Saved data entries:
-------------------------

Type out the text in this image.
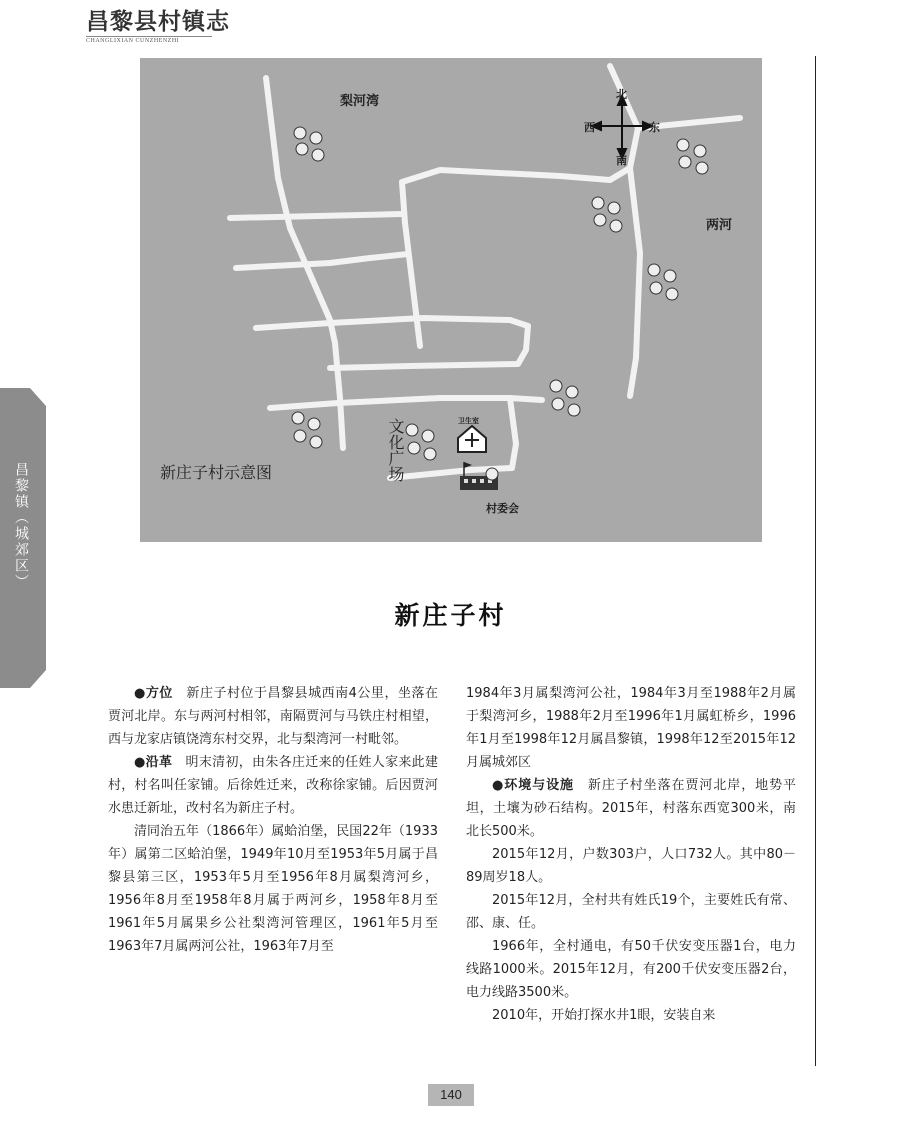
昌黎县村镇志
CHANGLIXIAN CUNZHENZHI
昌黎镇（城郊区）
梨河湾	北
南
西	东
两河
卫生室
文化广场
村委会
新庄子村示意图
新庄子村

●方位　新庄子村位于昌黎县城西南4公里，坐落在贾河北岸。东与两河村相邻，南隔贾河与马铁庄村相望，西与龙家店镇饶湾东村交界，北与梨湾河一村毗邻。

●沿革　明末清初，由朱各庄迁来的任姓人家来此建村，村名叫任家铺。后徐姓迁来，改称徐家铺。后因贾河水患迁新址，改村名为新庄子村。

清同治五年（1866年）属蛤泊堡，民国22年（1933年）属第二区蛤泊堡，1949年10月至1953年5月属于昌黎县第三区，1953年5月至1956年8月属梨湾河乡，1956年8月至1958年8月属于两河乡，1958年8月至1961年5月属果乡公社梨湾河管理区，1961年5月至1963年7月属两河公社，1963年7月至

1984年3月属梨湾河公社，1984年3月至1988年2月属于梨湾河乡，1988年2月至1996年1月属虹桥乡，1996年1月至1998年12月属昌黎镇，1998年12至2015年12月属城郊区

●环境与设施　新庄子村坐落在贾河北岸，地势平坦，土壤为砂石结构。2015年，村落东西宽300米，南北长500米。

2015年12月，户数303户，人口732人。其中80－89周岁18人。

2015年12月，全村共有姓氏19个，主要姓氏有常、邵、康、任。

1966年，全村通电，有50千伏安变压器1台，电力线路1000米。2015年12月，有200千伏安变压器2台，电力线路3500米。

2010年，开始打探水井1眼，安装自来

140
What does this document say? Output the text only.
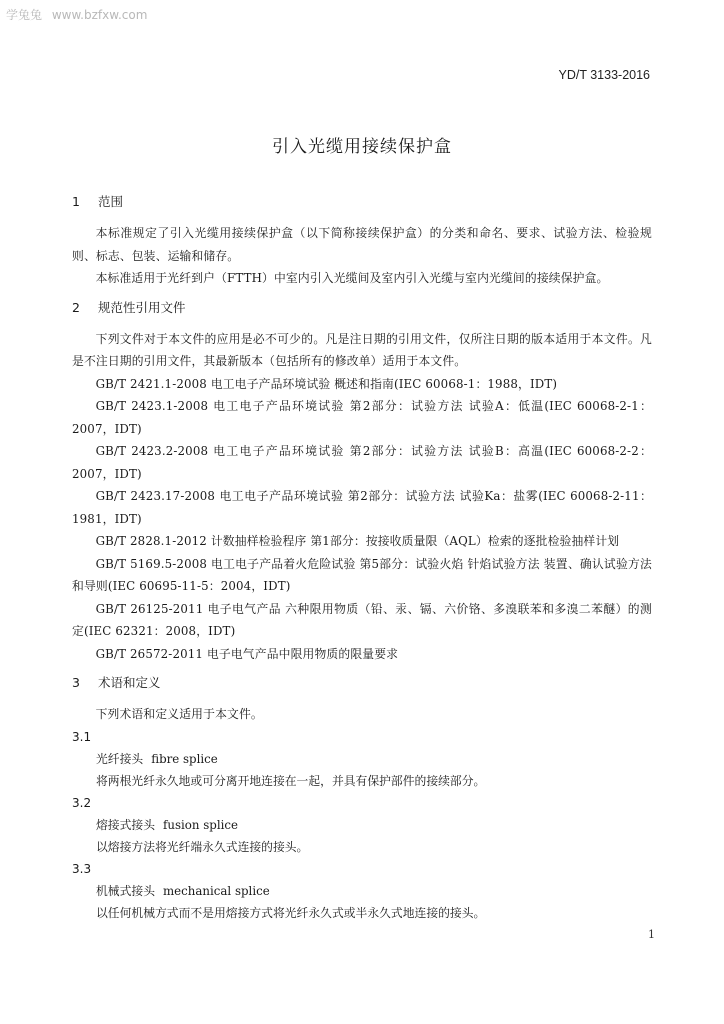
学兔兔 www.bzfxw.com
YD/T 3133-2016
引入光缆用接续保护盒
1 范围

本标准规定了引入光缆用接续保护盒（以下简称接续保护盒）的分类和命名、要求、试验方法、检验规则、标志、包装、运输和储存。

本标准适用于光纤到户（FTTH）中室内引入光缆间及室内引入光缆与室内光缆间的接续保护盒。

2 规范性引用文件

下列文件对于本文件的应用是必不可少的。凡是注日期的引用文件，仅所注日期的版本适用于本文件。凡是不注日期的引用文件，其最新版本（包括所有的修改单）适用于本文件。

GB/T 2421.1-2008 电工电子产品环境试验 概述和指南(IEC 60068-1：1988，IDT)

GB/T 2423.1-2008 电工电子产品环境试验 第2部分：试验方法 试验A：低温(IEC 60068-2-1：2007，IDT)

GB/T 2423.2-2008 电工电子产品环境试验 第2部分：试验方法 试验B：高温(IEC 60068-2-2：2007，IDT)

GB/T 2423.17-2008 电工电子产品环境试验 第2部分：试验方法 试验Ka：盐雾(IEC 60068-2-11：1981，IDT)

GB/T 2828.1-2012 计数抽样检验程序 第1部分：按接收质量限（AQL）检索的逐批检验抽样计划

GB/T 5169.5-2008 电工电子产品着火危险试验 第5部分：试验火焰 针焰试验方法 装置、确认试验方法和导则(IEC 60695-11-5：2004，IDT)

GB/T 26125-2011 电子电气产品 六种限用物质（铅、汞、镉、六价铬、多溴联苯和多溴二苯醚）的测定(IEC 62321：2008，IDT)

GB/T 26572-2011 电子电气产品中限用物质的限量要求

3 术语和定义

下列术语和定义适用于本文件。

3.1
光纤接头 fibre splice
将两根光纤永久地或可分离开地连接在一起，并具有保护部件的接续部分。
3.2
熔接式接头 fusion splice
以熔接方法将光纤端永久式连接的接头。
3.3
机械式接头 mechanical splice
以任何机械方式而不是用熔接方式将光纤永久式或半永久式地连接的接头。
1
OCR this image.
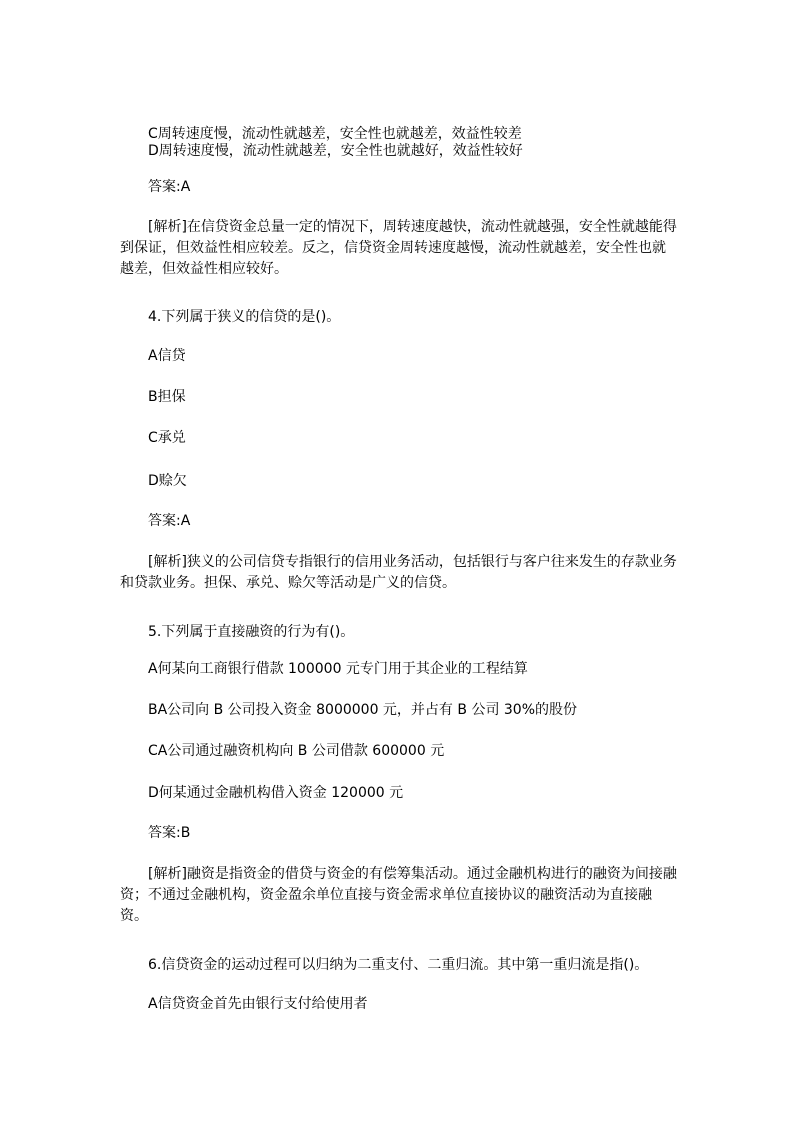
C周转速度慢，流动性就越差，安全性也就越差，效益性较差
D周转速度慢，流动性就越差，安全性也就越好，效益性较好
答案:A
[解析]在信贷资金总量一定的情况下，周转速度越快，流动性就越强，安全性就越能得到保证，但效益性相应较差。反之，信贷资金周转速度越慢，流动性就越差，安全性也就越差，但效益性相应较好。
4.下列属于狭义的信贷的是()。
A信贷
B担保
C承兑
D赊欠
答案:A
[解析]狭义的公司信贷专指银行的信用业务活动，包括银行与客户往来发生的存款业务和贷款业务。担保、承兑、赊欠等活动是广义的信贷。
5.下列属于直接融资的行为有()。
A何某向工商银行借款 100000 元专门用于其企业的工程结算
BA公司向 B 公司投入资金 8000000 元，并占有 B 公司 30%的股份
CA公司通过融资机构向 B 公司借款 600000 元
D何某通过金融机构借入资金 120000 元
答案:B
[解析]融资是指资金的借贷与资金的有偿筹集活动。通过金融机构进行的融资为间接融资；不通过金融机构，资金盈余单位直接与资金需求单位直接协议的融资活动为直接融资。
6.信贷资金的运动过程可以归纳为二重支付、二重归流。其中第一重归流是指()。
A信贷资金首先由银行支付给使用者
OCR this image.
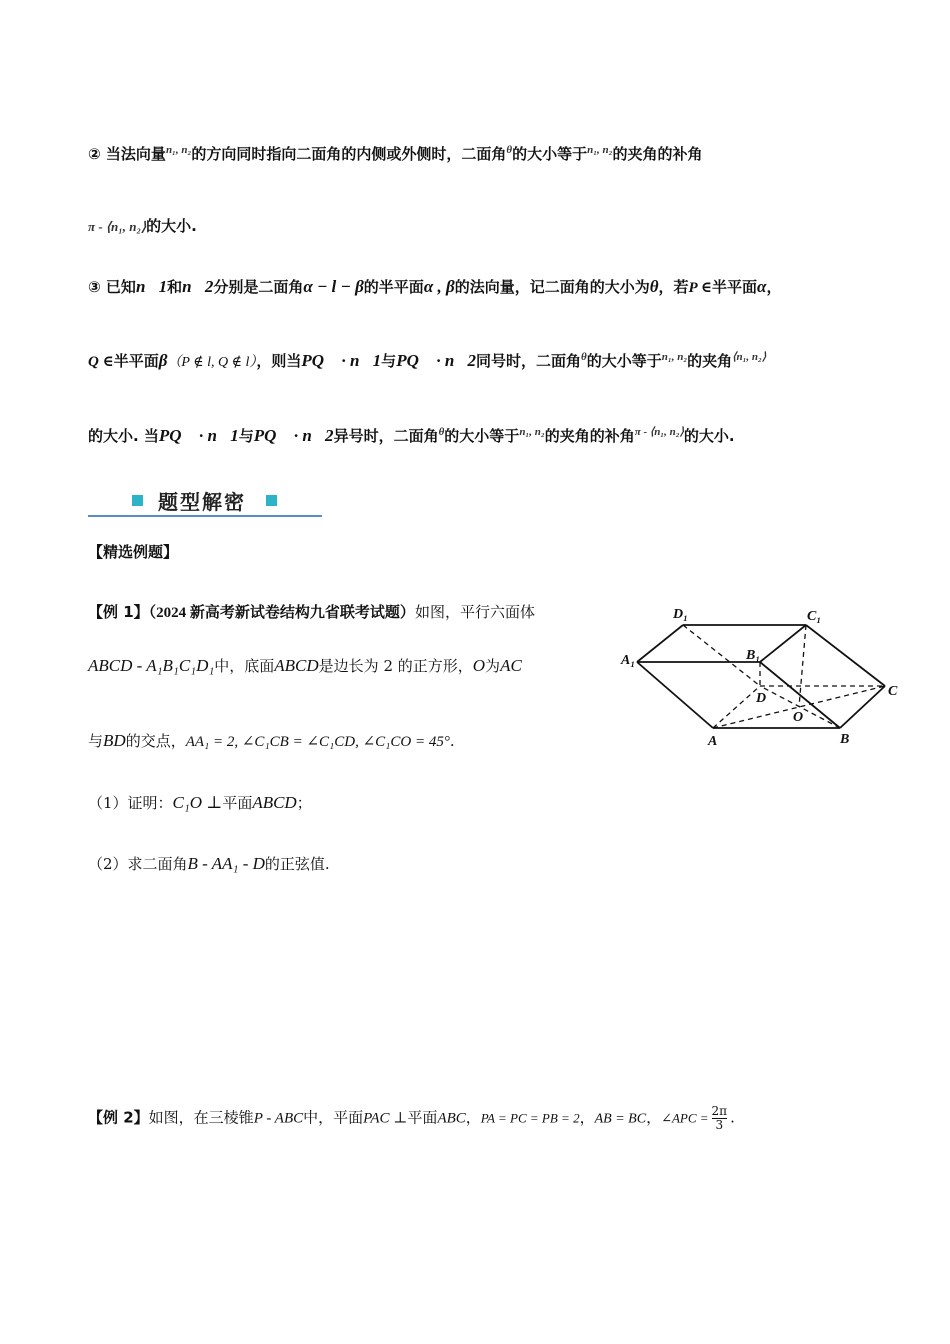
② 当法向量$^{n_1, n_2}$的方向同时指向二面角的内侧或外侧时，二面角$^\theta$的大小等于$^{n_1, n_2}$的夹角的补角
π - ⟨n₁, n₂⟩的大小.
③ 已知n⃗1和n⃗2分别是二面角α − l − β的半平面α , β的法向量，记二面角的大小为θ，若P ∈半平面α，
Q ∈半平面β（P ∉ l, Q ∉ l），则当PQ⃗ · n⃗1与PQ⃗ · n⃗2同号时，二面角$^\theta$的大小等于$^{n_1, n_2}$的夹角$^{⟨n_1, n_2⟩}$
的大小. 当PQ⃗ · n⃗1与PQ⃗ · n⃗2异号时，二面角$^\theta$的大小等于$^{n_1, n_2}$的夹角的补角$^{\pi - ⟨n_1, n_2⟩}$的大小.
题型解密
【精选例题】
【例 1】（2024 新高考新试卷结构九省联考试题）如图，平行六面体
ABCD - A₁B₁C₁D₁中，底面ABCD是边长为 2 的正方形，O为AC
与BD的交点，AA₁ = 2, ∠C₁CB = ∠C₁CD, ∠C₁CO = 45°.
（1）证明：C₁O ⊥平面ABCD；
（2）求二面角B - AA₁ - D的正弦值.
D₁	C₁
A₁	B₁
D
O
C
A	B
【例 2】如图，在三棱锥P - ABC中，平面PAC ⊥平面ABC，PA = PC = PB = 2，AB = BC，∠APC = $\frac{2\pi}{3}$ .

-------------------------

Please set down each line of the data above exactly as written, without the pictures.

Type out the text in this image.
昌黎县村镇志
CHANGLIXIAN CUNZHENZHI
昌黎镇（城郊区）
梨河湾	北
南
西	东
两河
卫生室
文化广场
村委会
新庄子村示意图
新庄子村

●方位　新庄子村位于昌黎县城西南4公里，坐落在贾河北岸。东与两河村相邻，南隔贾河与马铁庄村相望，西与龙家店镇饶湾东村交界，北与梨湾河一村毗邻。

●沿革　明末清初，由朱各庄迁来的任姓人家来此建村，村名叫任家铺。后徐姓迁来，改称徐家铺。后因贾河水患迁新址，改村名为新庄子村。

清同治五年（1866年）属蛤泊堡，民国22年（1933年）属第二区蛤泊堡，1949年10月至1953年5月属于昌黎县第三区，1953年5月至1956年8月属梨湾河乡，1956年8月至1958年8月属于两河乡，1958年8月至1961年5月属果乡公社梨湾河管理区，1961年5月至1963年7月属两河公社，1963年7月至

1984年3月属梨湾河公社，1984年3月至1988年2月属于梨湾河乡，1988年2月至1996年1月属虹桥乡，1996年1月至1998年12月属昌黎镇，1998年12至2015年12月属城郊区

●环境与设施　新庄子村坐落在贾河北岸，地势平坦，土壤为砂石结构。2015年，村落东西宽300米，南北长500米。

2015年12月，户数303户，人口732人。其中80－89周岁18人。

2015年12月，全村共有姓氏19个，主要姓氏有常、邵、康、任。

1966年，全村通电，有50千伏安变压器1台，电力线路1000米。2015年12月，有200千伏安变压器2台，电力线路3500米。

2010年，开始打探水井1眼，安装自来

140
What does this document say? Output the text only.
学兔兔 www.bzfxw.com
YD/T 3133-2016
引入光缆用接续保护盒
1 范围

本标准规定了引入光缆用接续保护盒（以下简称接续保护盒）的分类和命名、要求、试验方法、检验规则、标志、包装、运输和储存。

本标准适用于光纤到户（FTTH）中室内引入光缆间及室内引入光缆与室内光缆间的接续保护盒。

2 规范性引用文件

下列文件对于本文件的应用是必不可少的。凡是注日期的引用文件，仅所注日期的版本适用于本文件。凡是不注日期的引用文件，其最新版本（包括所有的修改单）适用于本文件。

GB/T 2421.1-2008 电工电子产品环境试验 概述和指南(IEC 60068-1：1988，IDT)

GB/T 2423.1-2008 电工电子产品环境试验 第2部分：试验方法 试验A：低温(IEC 60068-2-1：2007，IDT)

GB/T 2423.2-2008 电工电子产品环境试验 第2部分：试验方法 试验B：高温(IEC 60068-2-2：2007，IDT)

GB/T 2423.17-2008 电工电子产品环境试验 第2部分：试验方法 试验Ka：盐雾(IEC 60068-2-11：1981，IDT)

GB/T 2828.1-2012 计数抽样检验程序 第1部分：按接收质量限（AQL）检索的逐批检验抽样计划

GB/T 5169.5-2008 电工电子产品着火危险试验 第5部分：试验火焰 针焰试验方法 装置、确认试验方法和导则(IEC 60695-11-5：2004，IDT)

GB/T 26125-2011 电子电气产品 六种限用物质（铅、汞、镉、六价铬、多溴联苯和多溴二苯醚）的测定(IEC 62321：2008，IDT)

GB/T 26572-2011 电子电气产品中限用物质的限量要求

3 术语和定义

下列术语和定义适用于本文件。

3.1
光纤接头 fibre splice
将两根光纤永久地或可分离开地连接在一起，并具有保护部件的接续部分。
3.2
熔接式接头 fusion splice
以熔接方法将光纤端永久式连接的接头。
3.3
机械式接头 mechanical splice
以任何机械方式而不是用熔接方式将光纤永久式或半永久式地连接的接头。
1
OCR this image.
C周转速度慢，流动性就越差，安全性也就越差，效益性较差
D周转速度慢，流动性就越差，安全性也就越好，效益性较好
答案:A
[解析]在信贷资金总量一定的情况下，周转速度越快，流动性就越强，安全性就越能得到保证，但效益性相应较差。反之，信贷资金周转速度越慢，流动性就越差，安全性也就越差，但效益性相应较好。
4.下列属于狭义的信贷的是()。
A信贷
B担保
C承兑
D赊欠
答案:A
[解析]狭义的公司信贷专指银行的信用业务活动，包括银行与客户往来发生的存款业务和贷款业务。担保、承兑、赊欠等活动是广义的信贷。
5.下列属于直接融资的行为有()。
A何某向工商银行借款 100000 元专门用于其企业的工程结算
BA公司向 B 公司投入资金 8000000 元，并占有 B 公司 30%的股份
CA公司通过融资机构向 B 公司借款 600000 元
D何某通过金融机构借入资金 120000 元
答案:B
[解析]融资是指资金的借贷与资金的有偿筹集活动。通过金融机构进行的融资为间接融资；不通过金融机构，资金盈余单位直接与资金需求单位直接协议的融资活动为直接融资。
6.信贷资金的运动过程可以归纳为二重支付、二重归流。其中第一重归流是指()。
A信贷资金首先由银行支付给使用者
OCR this image.
② 当法向量$^{n_1, n_2}$的方向同时指向二面角的内侧或外侧时，二面角$^\theta$的大小等于$^{n_1, n_2}$的夹角的补角
π - ⟨n₁, n₂⟩的大小.
③ 已知n⃗1和n⃗2分别是二面角α − l − β的半平面α , β的法向量，记二面角的大小为θ，若P ∈半平面α，
Q ∈半平面β（P ∉ l, Q ∉ l），则当PQ⃗ · n⃗1与PQ⃗ · n⃗2同号时，二面角$^\theta$的大小等于$^{n_1, n_2}$的夹角$^{⟨n_1, n_2⟩}$
的大小. 当PQ⃗ · n⃗1与PQ⃗ · n⃗2异号时，二面角$^\theta$的大小等于$^{n_1, n_2}$的夹角的补角$^{\pi - ⟨n_1, n_2⟩}$的大小.
题型解密
【精选例题】
【例 1】（2024 新高考新试卷结构九省联考试题）如图，平行六面体
ABCD - A₁B₁C₁D₁中，底面ABCD是边长为 2 的正方形，O为AC
与BD的交点，AA₁ = 2, ∠C₁CB = ∠C₁CD, ∠C₁CO = 45°.
（1）证明：C₁O ⊥平面ABCD；
（2）求二面角B - AA₁ - D的正弦值.
D₁	C₁
A₁	B₁
D
O
C
A	B
【例 2】如图，在三棱锥P - ABC中，平面PAC ⊥平面ABC，PA = PC = PB = 2，AB = BC，∠APC = $\frac{2\pi}{3}$ .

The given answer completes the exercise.